WHAT YOU SHOULD DO
Extract the whole listing as it stands. Do not include the pictures.

RECORD SET
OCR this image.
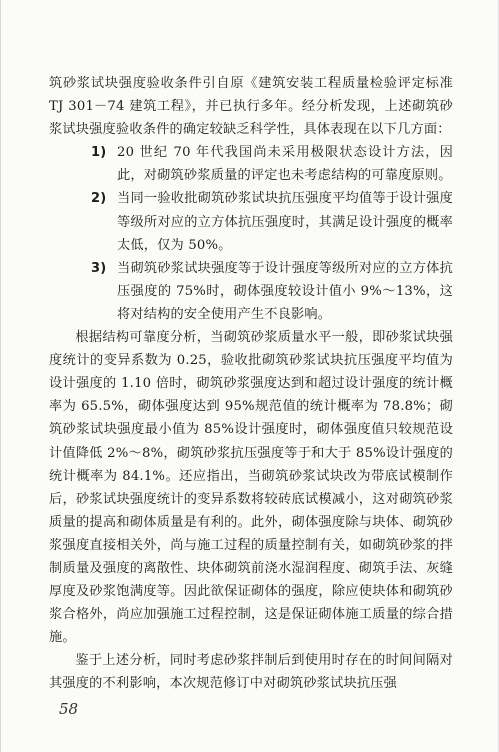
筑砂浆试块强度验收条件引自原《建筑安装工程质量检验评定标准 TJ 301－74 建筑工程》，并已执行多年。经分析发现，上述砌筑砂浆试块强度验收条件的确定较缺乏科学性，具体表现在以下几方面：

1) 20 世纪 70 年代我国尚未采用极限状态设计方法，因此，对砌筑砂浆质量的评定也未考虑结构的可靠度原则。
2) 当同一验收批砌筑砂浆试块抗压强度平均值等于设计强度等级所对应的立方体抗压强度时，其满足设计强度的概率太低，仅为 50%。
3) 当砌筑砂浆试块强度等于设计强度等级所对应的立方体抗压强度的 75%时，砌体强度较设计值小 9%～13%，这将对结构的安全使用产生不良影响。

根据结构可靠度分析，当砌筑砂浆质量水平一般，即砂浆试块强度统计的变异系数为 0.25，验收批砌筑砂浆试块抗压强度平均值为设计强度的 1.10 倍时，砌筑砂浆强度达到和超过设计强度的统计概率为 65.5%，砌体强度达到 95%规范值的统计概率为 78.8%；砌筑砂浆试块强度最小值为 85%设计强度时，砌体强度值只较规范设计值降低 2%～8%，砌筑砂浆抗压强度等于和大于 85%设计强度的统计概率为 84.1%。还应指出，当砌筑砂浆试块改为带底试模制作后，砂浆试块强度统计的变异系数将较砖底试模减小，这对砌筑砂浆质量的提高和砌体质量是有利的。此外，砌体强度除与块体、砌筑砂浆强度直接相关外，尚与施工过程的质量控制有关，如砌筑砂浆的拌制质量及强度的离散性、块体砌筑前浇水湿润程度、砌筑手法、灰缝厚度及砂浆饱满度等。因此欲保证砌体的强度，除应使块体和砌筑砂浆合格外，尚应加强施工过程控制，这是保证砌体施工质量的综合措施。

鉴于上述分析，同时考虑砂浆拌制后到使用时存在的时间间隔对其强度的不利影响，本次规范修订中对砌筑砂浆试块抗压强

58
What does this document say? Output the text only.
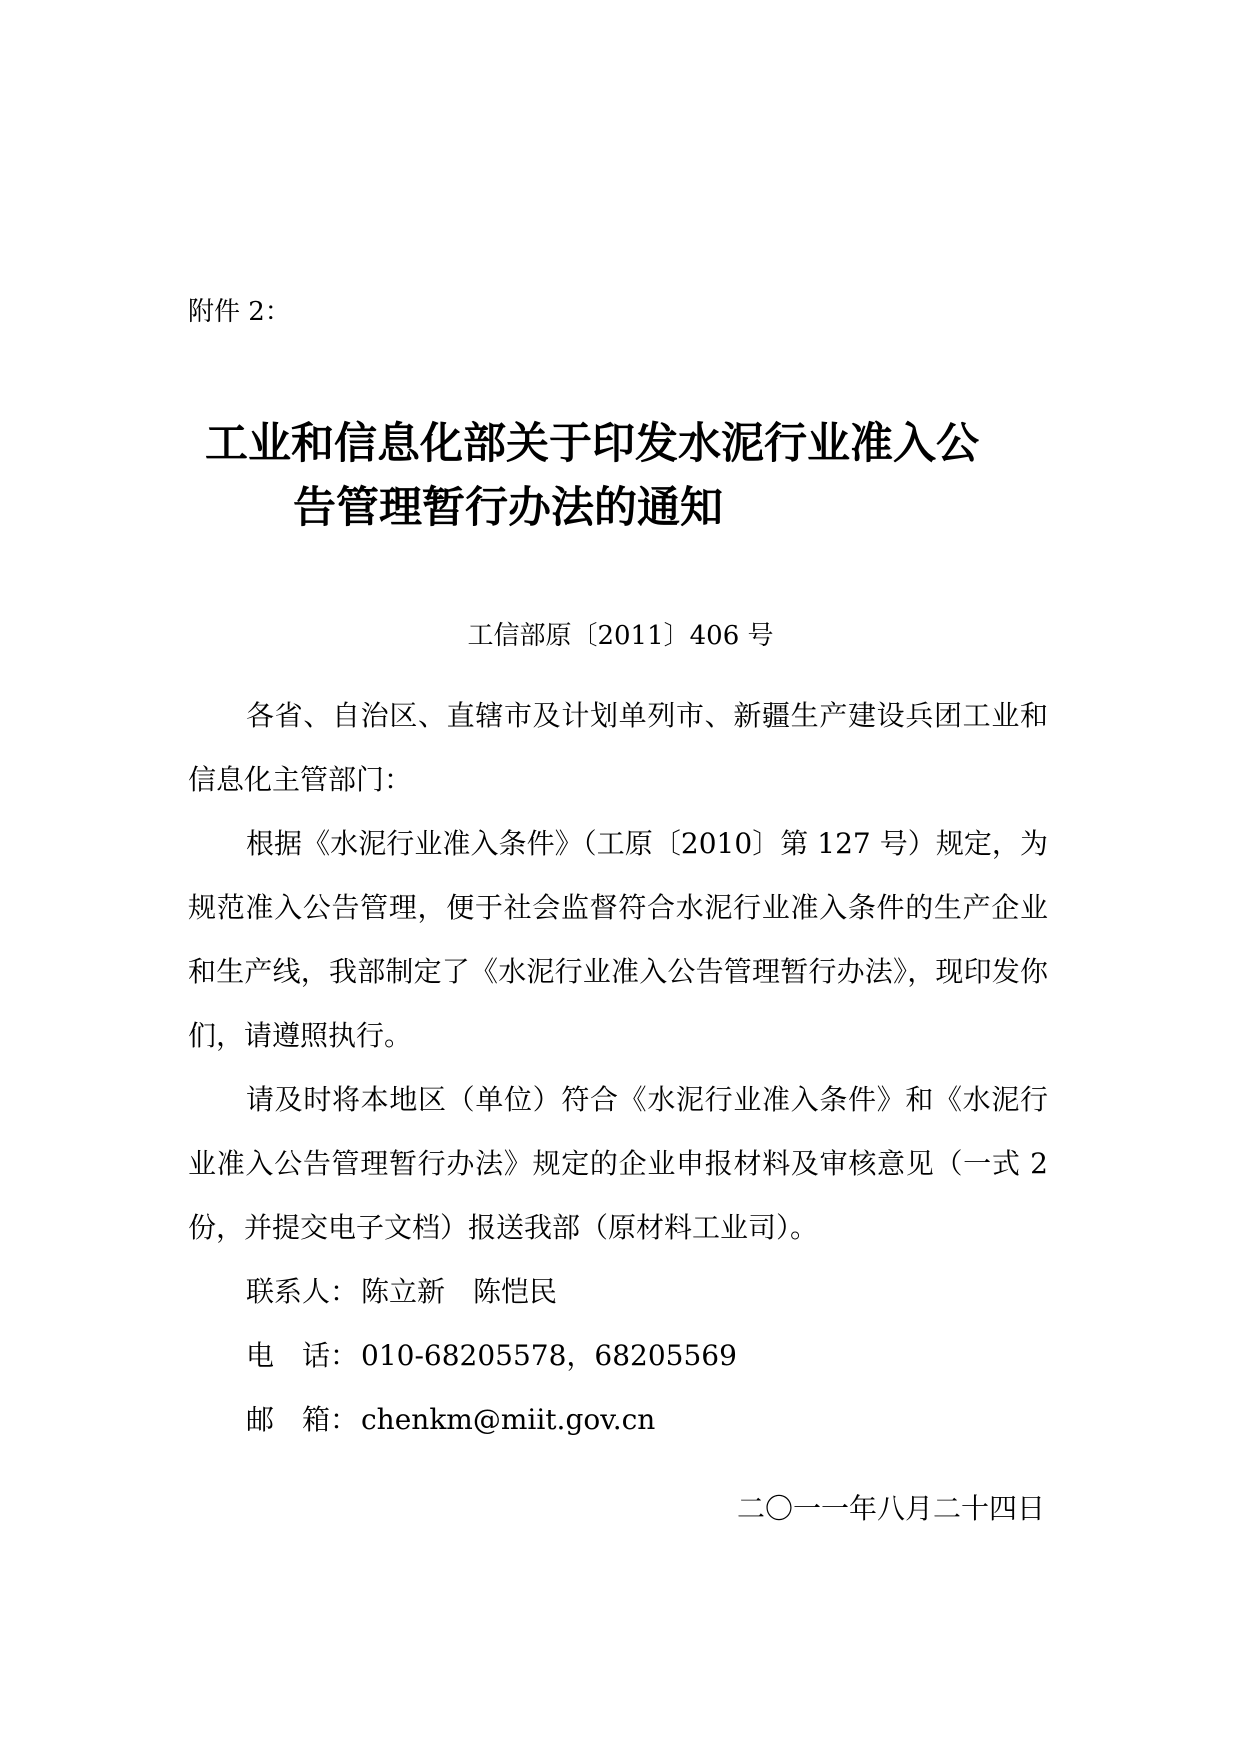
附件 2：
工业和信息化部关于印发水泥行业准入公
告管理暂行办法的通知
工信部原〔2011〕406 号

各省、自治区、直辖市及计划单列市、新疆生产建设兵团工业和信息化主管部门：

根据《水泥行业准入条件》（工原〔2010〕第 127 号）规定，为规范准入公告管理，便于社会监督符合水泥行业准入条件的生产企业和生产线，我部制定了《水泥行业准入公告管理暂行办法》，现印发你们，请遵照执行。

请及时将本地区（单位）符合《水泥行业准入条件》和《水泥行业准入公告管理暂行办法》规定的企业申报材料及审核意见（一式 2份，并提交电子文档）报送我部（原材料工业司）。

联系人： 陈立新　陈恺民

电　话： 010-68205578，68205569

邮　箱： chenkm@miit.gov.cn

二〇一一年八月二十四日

EXPECTED OUTPUT
OCR this image.
筑砂浆试块强度验收条件引自原《建筑安装工程质量检验评定标准 TJ 301－74 建筑工程》，并已执行多年。经分析发现，上述砌筑砂浆试块强度验收条件的确定较缺乏科学性，具体表现在以下几方面：

1) 20 世纪 70 年代我国尚未采用极限状态设计方法，因此，对砌筑砂浆质量的评定也未考虑结构的可靠度原则。
2) 当同一验收批砌筑砂浆试块抗压强度平均值等于设计强度等级所对应的立方体抗压强度时，其满足设计强度的概率太低，仅为 50%。
3) 当砌筑砂浆试块强度等于设计强度等级所对应的立方体抗压强度的 75%时，砌体强度较设计值小 9%～13%，这将对结构的安全使用产生不良影响。

根据结构可靠度分析，当砌筑砂浆质量水平一般，即砂浆试块强度统计的变异系数为 0.25，验收批砌筑砂浆试块抗压强度平均值为设计强度的 1.10 倍时，砌筑砂浆强度达到和超过设计强度的统计概率为 65.5%，砌体强度达到 95%规范值的统计概率为 78.8%；砌筑砂浆试块强度最小值为 85%设计强度时，砌体强度值只较规范设计值降低 2%～8%，砌筑砂浆抗压强度等于和大于 85%设计强度的统计概率为 84.1%。还应指出，当砌筑砂浆试块改为带底试模制作后，砂浆试块强度统计的变异系数将较砖底试模减小，这对砌筑砂浆质量的提高和砌体质量是有利的。此外，砌体强度除与块体、砌筑砂浆强度直接相关外，尚与施工过程的质量控制有关，如砌筑砂浆的拌制质量及强度的离散性、块体砌筑前浇水湿润程度、砌筑手法、灰缝厚度及砂浆饱满度等。因此欲保证砌体的强度，除应使块体和砌筑砂浆合格外，尚应加强施工过程控制，这是保证砌体施工质量的综合措施。

鉴于上述分析，同时考虑砂浆拌制后到使用时存在的时间间隔对其强度的不利影响，本次规范修订中对砌筑砂浆试块抗压强

58
What does this document say? Output the text only.
附件 2：
工业和信息化部关于印发水泥行业准入公
告管理暂行办法的通知
工信部原〔2011〕406 号

各省、自治区、直辖市及计划单列市、新疆生产建设兵团工业和信息化主管部门：

根据《水泥行业准入条件》（工原〔2010〕第 127 号）规定，为规范准入公告管理，便于社会监督符合水泥行业准入条件的生产企业和生产线，我部制定了《水泥行业准入公告管理暂行办法》，现印发你们，请遵照执行。

请及时将本地区（单位）符合《水泥行业准入条件》和《水泥行业准入公告管理暂行办法》规定的企业申报材料及审核意见（一式 2份，并提交电子文档）报送我部（原材料工业司）。

联系人： 陈立新　陈恺民

电　话： 010-68205578，68205569

邮　箱： chenkm@miit.gov.cn

二〇一一年八月二十四日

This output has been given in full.